▶ To do:
Count the lines below that contain the word "this", and give only that number.

▶ Dataset entries:
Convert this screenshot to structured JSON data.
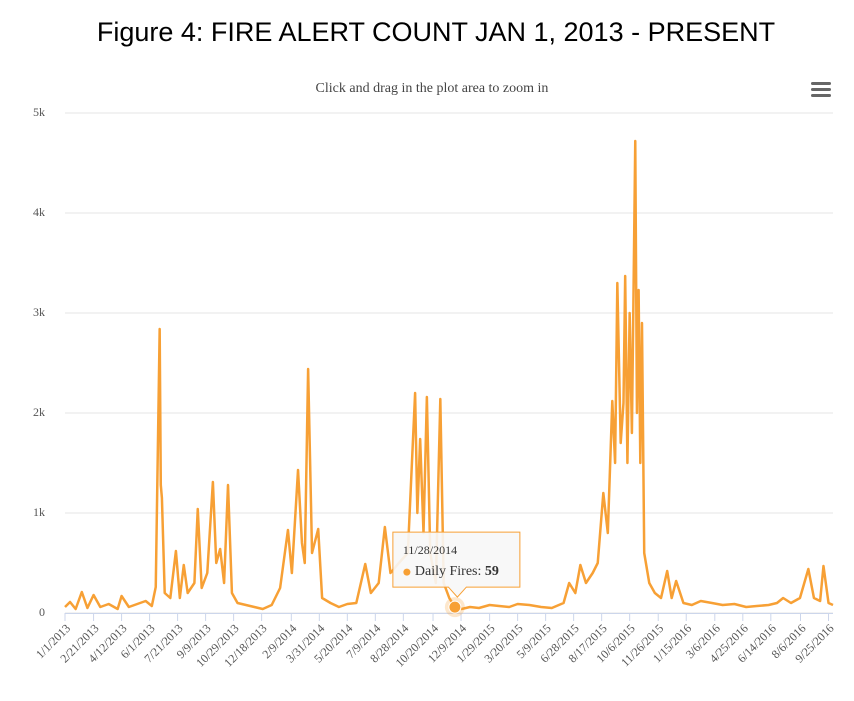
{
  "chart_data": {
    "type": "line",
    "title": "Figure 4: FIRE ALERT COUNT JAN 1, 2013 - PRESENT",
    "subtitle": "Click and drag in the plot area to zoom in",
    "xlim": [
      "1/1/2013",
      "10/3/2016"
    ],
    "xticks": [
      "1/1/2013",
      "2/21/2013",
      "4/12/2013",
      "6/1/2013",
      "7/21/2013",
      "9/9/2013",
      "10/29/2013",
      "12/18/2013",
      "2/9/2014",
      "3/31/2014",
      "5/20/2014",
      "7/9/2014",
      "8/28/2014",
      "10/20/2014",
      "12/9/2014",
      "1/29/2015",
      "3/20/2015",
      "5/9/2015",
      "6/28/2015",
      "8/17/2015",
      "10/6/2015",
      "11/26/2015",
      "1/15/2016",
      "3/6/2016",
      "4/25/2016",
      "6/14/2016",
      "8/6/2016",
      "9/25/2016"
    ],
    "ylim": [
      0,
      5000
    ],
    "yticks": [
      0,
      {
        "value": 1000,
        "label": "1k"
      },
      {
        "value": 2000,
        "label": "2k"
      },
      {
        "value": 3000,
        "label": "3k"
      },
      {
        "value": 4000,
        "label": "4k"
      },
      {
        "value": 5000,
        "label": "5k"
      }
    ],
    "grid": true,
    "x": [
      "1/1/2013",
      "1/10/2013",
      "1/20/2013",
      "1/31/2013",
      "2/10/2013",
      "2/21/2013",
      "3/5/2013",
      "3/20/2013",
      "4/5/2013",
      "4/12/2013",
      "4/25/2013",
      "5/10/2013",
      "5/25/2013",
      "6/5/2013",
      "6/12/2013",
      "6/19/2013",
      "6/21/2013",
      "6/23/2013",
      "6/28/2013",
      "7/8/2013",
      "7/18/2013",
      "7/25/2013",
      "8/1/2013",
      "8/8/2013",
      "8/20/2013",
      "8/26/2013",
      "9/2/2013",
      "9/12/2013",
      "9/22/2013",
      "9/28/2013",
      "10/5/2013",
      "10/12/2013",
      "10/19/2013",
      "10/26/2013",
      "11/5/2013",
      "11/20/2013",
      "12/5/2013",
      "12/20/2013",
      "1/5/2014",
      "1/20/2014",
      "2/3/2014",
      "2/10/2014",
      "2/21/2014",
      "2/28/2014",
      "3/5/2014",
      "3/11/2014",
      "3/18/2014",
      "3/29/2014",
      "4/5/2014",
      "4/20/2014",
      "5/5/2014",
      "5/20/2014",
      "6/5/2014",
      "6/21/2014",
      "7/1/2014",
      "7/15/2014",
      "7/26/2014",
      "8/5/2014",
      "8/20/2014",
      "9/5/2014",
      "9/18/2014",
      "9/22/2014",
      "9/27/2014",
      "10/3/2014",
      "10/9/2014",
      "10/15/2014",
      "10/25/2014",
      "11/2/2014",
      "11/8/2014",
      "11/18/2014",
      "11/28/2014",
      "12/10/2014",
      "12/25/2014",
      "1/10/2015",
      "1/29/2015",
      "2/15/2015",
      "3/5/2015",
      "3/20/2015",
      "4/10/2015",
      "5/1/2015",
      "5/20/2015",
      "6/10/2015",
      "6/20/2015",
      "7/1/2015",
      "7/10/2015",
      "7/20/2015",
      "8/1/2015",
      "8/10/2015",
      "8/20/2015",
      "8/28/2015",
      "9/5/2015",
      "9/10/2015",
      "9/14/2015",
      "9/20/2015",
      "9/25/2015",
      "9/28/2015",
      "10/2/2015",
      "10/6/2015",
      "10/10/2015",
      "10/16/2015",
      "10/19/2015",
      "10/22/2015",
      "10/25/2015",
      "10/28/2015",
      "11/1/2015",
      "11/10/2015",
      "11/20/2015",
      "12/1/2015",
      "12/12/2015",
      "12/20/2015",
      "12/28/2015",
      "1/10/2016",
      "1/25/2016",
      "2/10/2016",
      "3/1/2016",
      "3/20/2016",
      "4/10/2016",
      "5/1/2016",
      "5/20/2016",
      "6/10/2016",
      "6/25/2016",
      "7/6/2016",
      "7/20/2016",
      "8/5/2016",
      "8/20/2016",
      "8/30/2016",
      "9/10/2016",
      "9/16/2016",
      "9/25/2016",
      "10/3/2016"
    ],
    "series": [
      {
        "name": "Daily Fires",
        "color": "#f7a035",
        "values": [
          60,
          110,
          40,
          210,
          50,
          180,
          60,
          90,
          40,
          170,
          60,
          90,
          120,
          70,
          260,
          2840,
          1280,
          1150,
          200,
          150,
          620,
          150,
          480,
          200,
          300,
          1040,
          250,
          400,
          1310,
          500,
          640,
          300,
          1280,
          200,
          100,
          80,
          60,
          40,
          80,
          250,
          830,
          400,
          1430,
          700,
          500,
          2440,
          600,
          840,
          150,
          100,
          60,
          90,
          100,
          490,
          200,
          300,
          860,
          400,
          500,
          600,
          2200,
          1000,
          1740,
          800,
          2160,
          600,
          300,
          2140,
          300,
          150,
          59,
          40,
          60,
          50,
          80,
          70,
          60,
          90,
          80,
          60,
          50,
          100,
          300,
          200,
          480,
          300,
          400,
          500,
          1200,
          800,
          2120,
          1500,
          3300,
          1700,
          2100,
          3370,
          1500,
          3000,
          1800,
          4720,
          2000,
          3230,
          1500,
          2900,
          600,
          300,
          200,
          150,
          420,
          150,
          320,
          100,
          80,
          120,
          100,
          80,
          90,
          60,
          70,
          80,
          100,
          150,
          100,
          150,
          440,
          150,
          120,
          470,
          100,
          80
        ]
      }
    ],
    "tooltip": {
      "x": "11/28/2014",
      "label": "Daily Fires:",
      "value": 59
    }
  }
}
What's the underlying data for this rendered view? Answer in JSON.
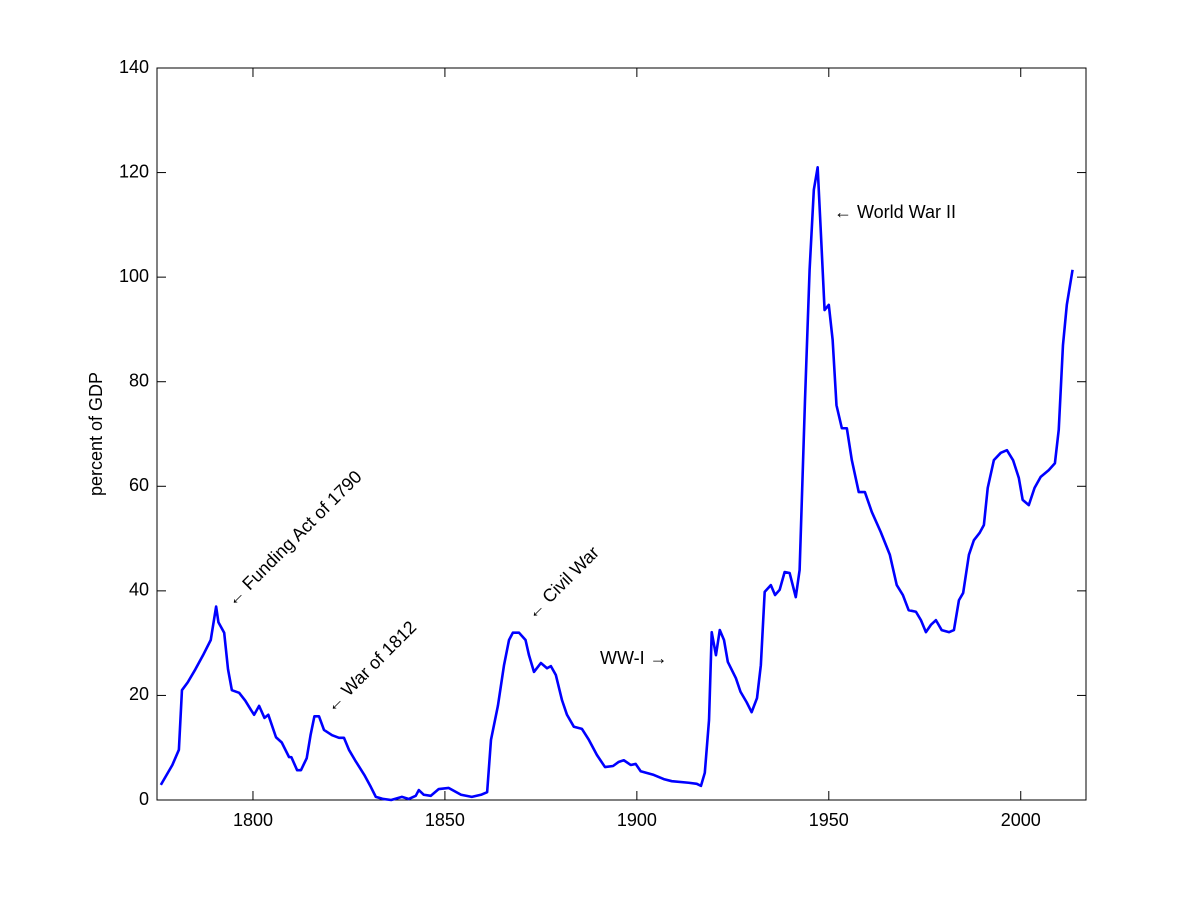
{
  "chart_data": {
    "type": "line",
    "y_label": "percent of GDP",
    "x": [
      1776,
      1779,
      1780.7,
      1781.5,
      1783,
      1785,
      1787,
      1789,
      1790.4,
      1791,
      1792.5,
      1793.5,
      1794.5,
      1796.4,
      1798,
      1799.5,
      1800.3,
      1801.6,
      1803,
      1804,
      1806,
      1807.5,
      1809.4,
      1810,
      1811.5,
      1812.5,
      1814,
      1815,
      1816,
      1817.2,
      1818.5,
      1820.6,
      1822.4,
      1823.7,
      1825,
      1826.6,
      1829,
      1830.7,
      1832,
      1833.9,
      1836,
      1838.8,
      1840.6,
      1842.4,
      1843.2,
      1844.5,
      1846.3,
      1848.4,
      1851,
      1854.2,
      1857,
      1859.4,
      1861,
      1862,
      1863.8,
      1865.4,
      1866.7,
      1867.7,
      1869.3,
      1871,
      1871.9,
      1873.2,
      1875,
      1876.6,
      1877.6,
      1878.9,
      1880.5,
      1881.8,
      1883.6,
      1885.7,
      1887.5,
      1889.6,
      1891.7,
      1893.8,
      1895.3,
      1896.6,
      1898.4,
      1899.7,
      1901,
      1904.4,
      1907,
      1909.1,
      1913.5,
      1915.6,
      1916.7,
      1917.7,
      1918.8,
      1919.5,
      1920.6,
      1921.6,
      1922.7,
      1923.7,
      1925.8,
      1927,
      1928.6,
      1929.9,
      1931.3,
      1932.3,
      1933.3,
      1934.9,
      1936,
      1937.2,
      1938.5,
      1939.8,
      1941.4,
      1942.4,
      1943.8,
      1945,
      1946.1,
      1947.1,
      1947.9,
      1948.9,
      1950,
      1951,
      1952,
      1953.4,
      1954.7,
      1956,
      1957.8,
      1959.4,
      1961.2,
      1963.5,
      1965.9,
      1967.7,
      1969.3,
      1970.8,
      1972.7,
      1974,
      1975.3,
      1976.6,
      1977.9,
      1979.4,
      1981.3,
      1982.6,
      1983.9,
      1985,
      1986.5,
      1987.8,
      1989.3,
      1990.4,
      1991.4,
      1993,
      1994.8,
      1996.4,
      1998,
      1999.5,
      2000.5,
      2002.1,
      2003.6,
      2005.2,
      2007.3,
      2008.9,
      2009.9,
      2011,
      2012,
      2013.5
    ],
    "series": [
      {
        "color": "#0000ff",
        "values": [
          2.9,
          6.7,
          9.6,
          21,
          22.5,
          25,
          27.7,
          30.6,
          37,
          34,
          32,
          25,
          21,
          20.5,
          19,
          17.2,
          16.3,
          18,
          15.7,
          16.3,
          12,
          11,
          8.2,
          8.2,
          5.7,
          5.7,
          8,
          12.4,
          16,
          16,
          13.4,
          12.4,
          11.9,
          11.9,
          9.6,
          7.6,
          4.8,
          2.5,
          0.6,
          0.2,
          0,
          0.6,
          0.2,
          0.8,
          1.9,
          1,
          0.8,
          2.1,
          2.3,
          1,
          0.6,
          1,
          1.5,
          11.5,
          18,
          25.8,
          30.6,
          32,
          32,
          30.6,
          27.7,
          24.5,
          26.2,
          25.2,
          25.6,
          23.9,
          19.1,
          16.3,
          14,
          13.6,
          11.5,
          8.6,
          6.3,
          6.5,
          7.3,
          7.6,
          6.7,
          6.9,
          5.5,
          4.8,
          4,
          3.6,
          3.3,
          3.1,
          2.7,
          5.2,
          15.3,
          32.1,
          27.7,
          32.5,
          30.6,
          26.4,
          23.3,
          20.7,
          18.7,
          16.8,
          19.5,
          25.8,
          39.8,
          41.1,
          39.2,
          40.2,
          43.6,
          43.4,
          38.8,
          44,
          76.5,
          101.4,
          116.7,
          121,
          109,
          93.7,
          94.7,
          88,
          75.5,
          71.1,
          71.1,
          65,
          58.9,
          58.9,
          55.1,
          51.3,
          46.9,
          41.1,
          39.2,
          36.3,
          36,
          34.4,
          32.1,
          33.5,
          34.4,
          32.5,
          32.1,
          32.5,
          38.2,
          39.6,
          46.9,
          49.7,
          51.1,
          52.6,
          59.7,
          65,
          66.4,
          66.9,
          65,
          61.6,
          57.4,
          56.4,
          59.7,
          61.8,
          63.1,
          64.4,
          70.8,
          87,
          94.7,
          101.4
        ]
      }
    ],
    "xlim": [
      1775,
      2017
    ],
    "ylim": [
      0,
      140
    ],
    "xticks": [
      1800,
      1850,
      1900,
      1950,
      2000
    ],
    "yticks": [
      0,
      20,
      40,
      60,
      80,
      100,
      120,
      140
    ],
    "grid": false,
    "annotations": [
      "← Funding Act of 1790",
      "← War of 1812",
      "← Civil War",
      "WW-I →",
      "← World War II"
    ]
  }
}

▶ Output of the exercise:
2